**Written exercise:** Continue the passage on FAO's 2021 world cereal production forecasts from where it stops.

Moving into September, food prices are expected to maintain the upward trajectory as persistent drought conditions in several major producing countries force the FAO to cut its estimate for world cereal production. 

Among the major cereals, the forecast for wheat production saw the biggest downward revision — down 15.2 million tonnes since July to 769.5 million tonnes —  mainly due to adverse weather conditions in the United States, Canada, Kazakhstan and Russia. 

The forecast for global barley production in 2021 has also been trimmed by 6 million tonnes on lower yield expectations in the USA and Canada.  

FAO’s forecast of global rice production in 2021 has undergone a 400 000 tonne downward revision since July to 519 million tonnes (milled basis) due to more pronounced area reductions than previously foreseen in Japan and the USA.

**Dataset entries:**

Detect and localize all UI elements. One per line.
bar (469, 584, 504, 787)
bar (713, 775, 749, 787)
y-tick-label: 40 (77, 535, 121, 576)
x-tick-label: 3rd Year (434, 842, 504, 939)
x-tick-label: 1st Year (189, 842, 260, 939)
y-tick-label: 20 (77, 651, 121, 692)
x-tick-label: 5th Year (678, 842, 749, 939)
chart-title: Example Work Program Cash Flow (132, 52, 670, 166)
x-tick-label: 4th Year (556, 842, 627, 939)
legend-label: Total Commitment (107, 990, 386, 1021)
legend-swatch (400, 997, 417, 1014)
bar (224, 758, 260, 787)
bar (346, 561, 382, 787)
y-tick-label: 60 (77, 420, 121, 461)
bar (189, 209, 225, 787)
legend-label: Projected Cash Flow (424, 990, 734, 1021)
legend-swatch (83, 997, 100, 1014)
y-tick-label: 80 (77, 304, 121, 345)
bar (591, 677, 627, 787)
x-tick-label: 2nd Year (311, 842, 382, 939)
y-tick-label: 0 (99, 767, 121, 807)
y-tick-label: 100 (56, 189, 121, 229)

**Written answer:**
Maize production forecasts have been raised for Argentina, the European Union and Ukraine as continued conducive weather has bolstered yield prospects. 

The lowered cereal forecasts and the rising food prices are now increasing inflation risks for central banks as well as consumers, particularly those in poorer nations that are dependent on imports.  

Abdolreza Abbassian, a senior economist at the Rome-based FAO, now only hopes for a good weather to help tame the rising food prices. 

“We will need very good weather” going into next season, Abbassian says. “If anything on the supply side fails to meet expectations, we could stay in this high-price situation for much longer.”